THE TASK:
Below are some records. Pull every line that contains the word "сопротивления".

ENTRIES SUPPLIED:
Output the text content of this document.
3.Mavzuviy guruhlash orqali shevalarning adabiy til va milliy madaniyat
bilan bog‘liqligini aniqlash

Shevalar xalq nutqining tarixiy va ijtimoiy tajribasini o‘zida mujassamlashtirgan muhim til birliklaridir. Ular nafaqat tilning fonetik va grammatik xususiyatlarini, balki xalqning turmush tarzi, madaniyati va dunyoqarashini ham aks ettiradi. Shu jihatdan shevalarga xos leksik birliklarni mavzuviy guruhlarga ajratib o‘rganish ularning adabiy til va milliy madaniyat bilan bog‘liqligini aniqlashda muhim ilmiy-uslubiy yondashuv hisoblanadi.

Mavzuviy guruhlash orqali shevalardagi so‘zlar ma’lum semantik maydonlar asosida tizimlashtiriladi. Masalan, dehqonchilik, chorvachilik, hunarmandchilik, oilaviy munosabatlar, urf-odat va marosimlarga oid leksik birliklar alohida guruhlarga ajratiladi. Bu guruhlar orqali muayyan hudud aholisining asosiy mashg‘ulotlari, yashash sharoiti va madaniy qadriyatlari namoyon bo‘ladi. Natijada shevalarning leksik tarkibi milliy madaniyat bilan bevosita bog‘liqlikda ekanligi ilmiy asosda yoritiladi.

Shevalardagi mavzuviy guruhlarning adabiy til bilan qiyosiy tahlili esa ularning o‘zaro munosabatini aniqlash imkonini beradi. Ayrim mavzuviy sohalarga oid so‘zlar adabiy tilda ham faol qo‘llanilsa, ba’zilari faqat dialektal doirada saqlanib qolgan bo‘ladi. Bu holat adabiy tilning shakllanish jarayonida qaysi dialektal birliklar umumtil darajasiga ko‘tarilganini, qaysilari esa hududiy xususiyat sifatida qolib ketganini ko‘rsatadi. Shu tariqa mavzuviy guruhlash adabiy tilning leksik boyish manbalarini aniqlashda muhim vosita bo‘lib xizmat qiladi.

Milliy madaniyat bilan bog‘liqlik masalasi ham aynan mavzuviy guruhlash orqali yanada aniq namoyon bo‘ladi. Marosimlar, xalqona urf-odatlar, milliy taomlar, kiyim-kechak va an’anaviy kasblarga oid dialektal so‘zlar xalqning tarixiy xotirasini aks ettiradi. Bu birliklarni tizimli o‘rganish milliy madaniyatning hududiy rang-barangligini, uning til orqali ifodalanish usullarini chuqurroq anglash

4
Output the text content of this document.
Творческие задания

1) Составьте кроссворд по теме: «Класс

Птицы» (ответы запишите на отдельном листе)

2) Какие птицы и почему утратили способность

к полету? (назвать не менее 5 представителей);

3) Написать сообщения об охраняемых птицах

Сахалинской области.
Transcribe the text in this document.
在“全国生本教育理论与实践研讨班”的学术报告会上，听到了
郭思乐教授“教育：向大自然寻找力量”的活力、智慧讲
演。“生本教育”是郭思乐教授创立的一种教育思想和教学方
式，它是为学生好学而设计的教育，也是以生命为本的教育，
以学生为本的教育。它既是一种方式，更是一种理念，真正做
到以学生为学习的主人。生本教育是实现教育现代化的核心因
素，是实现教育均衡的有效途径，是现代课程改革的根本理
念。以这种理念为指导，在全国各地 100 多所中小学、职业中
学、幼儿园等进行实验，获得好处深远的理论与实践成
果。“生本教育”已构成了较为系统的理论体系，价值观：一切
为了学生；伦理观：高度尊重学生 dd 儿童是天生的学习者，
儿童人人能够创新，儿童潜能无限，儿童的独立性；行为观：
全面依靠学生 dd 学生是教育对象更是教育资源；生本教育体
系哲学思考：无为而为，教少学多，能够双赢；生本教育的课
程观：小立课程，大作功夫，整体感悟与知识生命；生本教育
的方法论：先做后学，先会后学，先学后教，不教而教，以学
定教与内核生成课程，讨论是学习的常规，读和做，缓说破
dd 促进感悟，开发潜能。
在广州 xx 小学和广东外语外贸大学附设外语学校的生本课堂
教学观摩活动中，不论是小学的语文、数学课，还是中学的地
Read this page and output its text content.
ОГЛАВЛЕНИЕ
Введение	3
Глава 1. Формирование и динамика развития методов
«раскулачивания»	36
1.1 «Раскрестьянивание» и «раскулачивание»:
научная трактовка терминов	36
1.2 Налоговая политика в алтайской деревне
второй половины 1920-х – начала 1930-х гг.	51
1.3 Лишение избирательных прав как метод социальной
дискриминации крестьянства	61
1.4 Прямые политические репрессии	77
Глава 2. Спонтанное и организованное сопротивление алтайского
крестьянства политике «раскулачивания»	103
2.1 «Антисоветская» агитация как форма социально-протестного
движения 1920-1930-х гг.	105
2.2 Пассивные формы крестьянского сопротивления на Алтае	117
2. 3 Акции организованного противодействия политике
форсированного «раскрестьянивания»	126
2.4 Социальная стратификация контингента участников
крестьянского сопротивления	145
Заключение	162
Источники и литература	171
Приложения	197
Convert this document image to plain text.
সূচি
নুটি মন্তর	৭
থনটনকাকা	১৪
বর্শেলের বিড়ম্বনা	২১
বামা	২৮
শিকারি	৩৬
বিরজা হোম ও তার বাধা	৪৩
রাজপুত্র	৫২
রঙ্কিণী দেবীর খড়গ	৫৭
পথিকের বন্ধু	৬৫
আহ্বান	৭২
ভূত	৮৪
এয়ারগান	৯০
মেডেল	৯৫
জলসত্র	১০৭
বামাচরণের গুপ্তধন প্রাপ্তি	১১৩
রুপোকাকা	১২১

THE OUTPUT:
2.2 Пассивные формы крестьянского сопротивления на Алтае	117
крестьянского сопротивления	145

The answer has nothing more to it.